▶ [INFORMATION GIVEN]
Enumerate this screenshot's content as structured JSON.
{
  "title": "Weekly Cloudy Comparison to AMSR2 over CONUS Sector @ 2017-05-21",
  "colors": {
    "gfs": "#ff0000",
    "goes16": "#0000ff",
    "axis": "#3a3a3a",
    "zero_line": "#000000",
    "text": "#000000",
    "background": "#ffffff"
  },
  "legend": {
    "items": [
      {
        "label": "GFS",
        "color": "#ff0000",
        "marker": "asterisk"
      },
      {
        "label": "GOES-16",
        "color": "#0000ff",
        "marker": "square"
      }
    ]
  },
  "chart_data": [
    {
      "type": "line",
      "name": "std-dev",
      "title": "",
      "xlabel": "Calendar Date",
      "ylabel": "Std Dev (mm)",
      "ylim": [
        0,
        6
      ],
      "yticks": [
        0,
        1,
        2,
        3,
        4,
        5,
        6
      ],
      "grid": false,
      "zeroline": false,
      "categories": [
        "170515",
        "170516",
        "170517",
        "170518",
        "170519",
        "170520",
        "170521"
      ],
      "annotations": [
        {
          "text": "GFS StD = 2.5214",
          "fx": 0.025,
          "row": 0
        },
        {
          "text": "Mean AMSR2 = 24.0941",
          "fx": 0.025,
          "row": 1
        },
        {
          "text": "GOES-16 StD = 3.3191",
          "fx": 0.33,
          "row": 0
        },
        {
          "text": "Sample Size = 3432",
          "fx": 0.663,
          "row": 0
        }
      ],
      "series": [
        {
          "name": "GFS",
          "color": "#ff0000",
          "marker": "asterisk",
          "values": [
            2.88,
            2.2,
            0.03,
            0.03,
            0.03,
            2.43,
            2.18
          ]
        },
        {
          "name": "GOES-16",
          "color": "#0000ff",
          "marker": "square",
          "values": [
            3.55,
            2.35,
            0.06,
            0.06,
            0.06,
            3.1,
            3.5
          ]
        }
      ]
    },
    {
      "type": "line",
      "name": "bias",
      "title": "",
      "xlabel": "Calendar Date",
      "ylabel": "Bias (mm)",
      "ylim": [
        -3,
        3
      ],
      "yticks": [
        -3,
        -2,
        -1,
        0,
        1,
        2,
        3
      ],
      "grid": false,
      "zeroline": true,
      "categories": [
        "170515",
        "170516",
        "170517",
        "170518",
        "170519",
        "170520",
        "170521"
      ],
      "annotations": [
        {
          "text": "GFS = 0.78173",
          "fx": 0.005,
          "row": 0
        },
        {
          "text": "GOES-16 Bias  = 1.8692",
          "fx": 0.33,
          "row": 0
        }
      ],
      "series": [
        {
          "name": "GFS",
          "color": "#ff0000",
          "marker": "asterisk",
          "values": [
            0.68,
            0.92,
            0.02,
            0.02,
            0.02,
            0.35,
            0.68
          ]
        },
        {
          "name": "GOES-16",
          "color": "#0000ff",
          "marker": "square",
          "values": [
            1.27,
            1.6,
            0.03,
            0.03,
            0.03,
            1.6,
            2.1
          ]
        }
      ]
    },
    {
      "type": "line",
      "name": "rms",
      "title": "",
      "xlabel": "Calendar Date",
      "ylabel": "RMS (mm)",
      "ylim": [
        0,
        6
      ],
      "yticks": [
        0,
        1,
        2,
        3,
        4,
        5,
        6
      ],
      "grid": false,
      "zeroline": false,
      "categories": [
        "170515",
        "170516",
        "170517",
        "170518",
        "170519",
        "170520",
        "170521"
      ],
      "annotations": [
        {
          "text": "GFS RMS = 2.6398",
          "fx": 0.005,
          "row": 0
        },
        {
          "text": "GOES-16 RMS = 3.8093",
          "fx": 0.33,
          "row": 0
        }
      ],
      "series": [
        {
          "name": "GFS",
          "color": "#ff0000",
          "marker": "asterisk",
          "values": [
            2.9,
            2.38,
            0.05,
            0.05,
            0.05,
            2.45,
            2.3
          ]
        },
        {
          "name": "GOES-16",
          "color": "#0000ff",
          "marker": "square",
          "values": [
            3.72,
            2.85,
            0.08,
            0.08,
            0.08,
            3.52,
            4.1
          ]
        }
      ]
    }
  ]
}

▶ [SHORT TASK] Take the lines above and print them exactly.

▶ [EXERCISE ANSWER]
Enumerate this screenshot's content as structured JSON.
{
  "title": "Weekly Cloudy Comparison to AMSR2 over CONUS Sector @ 2017-05-21",
  "colors": {
    "gfs": "#ff0000",
    "goes16": "#0000ff",
    "axis": "#3a3a3a",
    "zero_line": "#000000",
    "text": "#000000",
    "background": "#ffffff"
  },
  "legend": {
    "items": [
      {
        "label": "GFS",
        "color": "#ff0000",
        "marker": "asterisk"
      },
      {
        "label": "GOES-16",
        "color": "#0000ff",
        "marker": "square"
      }
    ]
  },
  "chart_data": [
    {
      "type": "line",
      "name": "std-dev",
      "title": "",
      "xlabel": "Calendar Date",
      "ylabel": "Std Dev (mm)",
      "ylim": [
        0,
        6
      ],
      "yticks": [
        0,
        1,
        2,
        3,
        4,
        5,
        6
      ],
      "grid": false,
      "zeroline": false,
      "categories": [
        "170515",
        "170516",
        "170517",
        "170518",
        "170519",
        "170520",
        "170521"
      ],
      "annotations": [
        {
          "text": "GFS StD = 2.5214",
          "fx": 0.025,
          "row": 0
        },
        {
          "text": "Mean AMSR2 = 24.0941",
          "fx": 0.025,
          "row": 1
        },
        {
          "text": "GOES-16 StD = 3.3191",
          "fx": 0.33,
          "row": 0
        },
        {
          "text": "Sample Size = 3432",
          "fx": 0.663,
          "row": 0
        }
      ],
      "series": [
        {
          "name": "GFS",
          "color": "#ff0000",
          "marker": "asterisk",
          "values": [
            2.88,
            2.2,
            0.03,
            0.03,
            0.03,
            2.43,
            2.18
          ]
        },
        {
          "name": "GOES-16",
          "color": "#0000ff",
          "marker": "square",
          "values": [
            3.55,
            2.35,
            0.06,
            0.06,
            0.06,
            3.1,
            3.5
          ]
        }
      ]
    },
    {
      "type": "line",
      "name": "bias",
      "title": "",
      "xlabel": "Calendar Date",
      "ylabel": "Bias (mm)",
      "ylim": [
        -3,
        3
      ],
      "yticks": [
        -3,
        -2,
        -1,
        0,
        1,
        2,
        3
      ],
      "grid": false,
      "zeroline": true,
      "categories": [
        "170515",
        "170516",
        "170517",
        "170518",
        "170519",
        "170520",
        "170521"
      ],
      "annotations": [
        {
          "text": "GFS = 0.78173",
          "fx": 0.005,
          "row": 0
        },
        {
          "text": "GOES-16 Bias  = 1.8692",
          "fx": 0.33,
          "row": 0
        }
      ],
      "series": [
        {
          "name": "GFS",
          "color": "#ff0000",
          "marker": "asterisk",
          "values": [
            0.68,
            0.92,
            0.02,
            0.02,
            0.02,
            0.35,
            0.68
          ]
        },
        {
          "name": "GOES-16",
          "color": "#0000ff",
          "marker": "square",
          "values": [
            1.27,
            1.6,
            0.03,
            0.03,
            0.03,
            1.6,
            2.1
          ]
        }
      ]
    },
    {
      "type": "line",
      "name": "rms",
      "title": "",
      "xlabel": "Calendar Date",
      "ylabel": "RMS (mm)",
      "ylim": [
        0,
        6
      ],
      "yticks": [
        0,
        1,
        2,
        3,
        4,
        5,
        6
      ],
      "grid": false,
      "zeroline": false,
      "categories": [
        "170515",
        "170516",
        "170517",
        "170518",
        "170519",
        "170520",
        "170521"
      ],
      "annotations": [
        {
          "text": "GFS RMS = 2.6398",
          "fx": 0.005,
          "row": 0
        },
        {
          "text": "GOES-16 RMS = 3.8093",
          "fx": 0.33,
          "row": 0
        }
      ],
      "series": [
        {
          "name": "GFS",
          "color": "#ff0000",
          "marker": "asterisk",
          "values": [
            2.9,
            2.38,
            0.05,
            0.05,
            0.05,
            2.45,
            2.3
          ]
        },
        {
          "name": "GOES-16",
          "color": "#0000ff",
          "marker": "square",
          "values": [
            3.72,
            2.85,
            0.08,
            0.08,
            0.08,
            3.52,
            4.1
          ]
        }
      ]
    }
  ]
}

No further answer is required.